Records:

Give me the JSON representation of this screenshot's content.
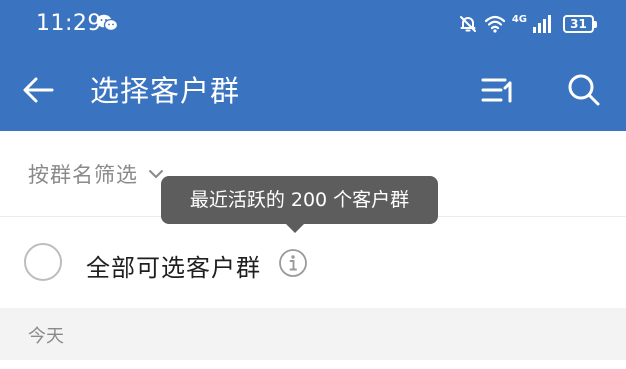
{
  "status_bar": {
    "time": "11:29",
    "network_type": "4G",
    "battery": "31",
    "icons": [
      "wechat-icon",
      "mute-bell-icon",
      "wifi-icon",
      "signal-icon",
      "battery-icon"
    ]
  },
  "app_bar": {
    "title": "选择客户群",
    "back_icon": "arrow-left-icon",
    "sort_icon": "sort-icon",
    "search_icon": "search-icon"
  },
  "filter": {
    "label": "按群名筛选",
    "icon": "chevron-down-icon"
  },
  "select_all": {
    "label": "全部可选客户群",
    "info_icon": "info-icon"
  },
  "tooltip": {
    "text": "最近活跃的 200 个客户群"
  },
  "section": {
    "label": "今天"
  },
  "colors": {
    "header": "#3a74c1",
    "tooltip_bg": "#5d5d5d",
    "section_bg": "#f3f3f3",
    "muted_text": "#8a8a8a"
  }
}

[Task instructions] Transcribe the records above exactly, leaving out every picture.

[Result of the task]
Give me the JSON representation of this screenshot's content.
{
  "status_bar": {
    "time": "11:29",
    "network_type": "4G",
    "battery": "31",
    "icons": [
      "wechat-icon",
      "mute-bell-icon",
      "wifi-icon",
      "signal-icon",
      "battery-icon"
    ]
  },
  "app_bar": {
    "title": "选择客户群",
    "back_icon": "arrow-left-icon",
    "sort_icon": "sort-icon",
    "search_icon": "search-icon"
  },
  "filter": {
    "label": "按群名筛选",
    "icon": "chevron-down-icon"
  },
  "select_all": {
    "label": "全部可选客户群",
    "info_icon": "info-icon"
  },
  "tooltip": {
    "text": "最近活跃的 200 个客户群"
  },
  "section": {
    "label": "今天"
  },
  "colors": {
    "header": "#3a74c1",
    "tooltip_bg": "#5d5d5d",
    "section_bg": "#f3f3f3",
    "muted_text": "#8a8a8a"
  }
}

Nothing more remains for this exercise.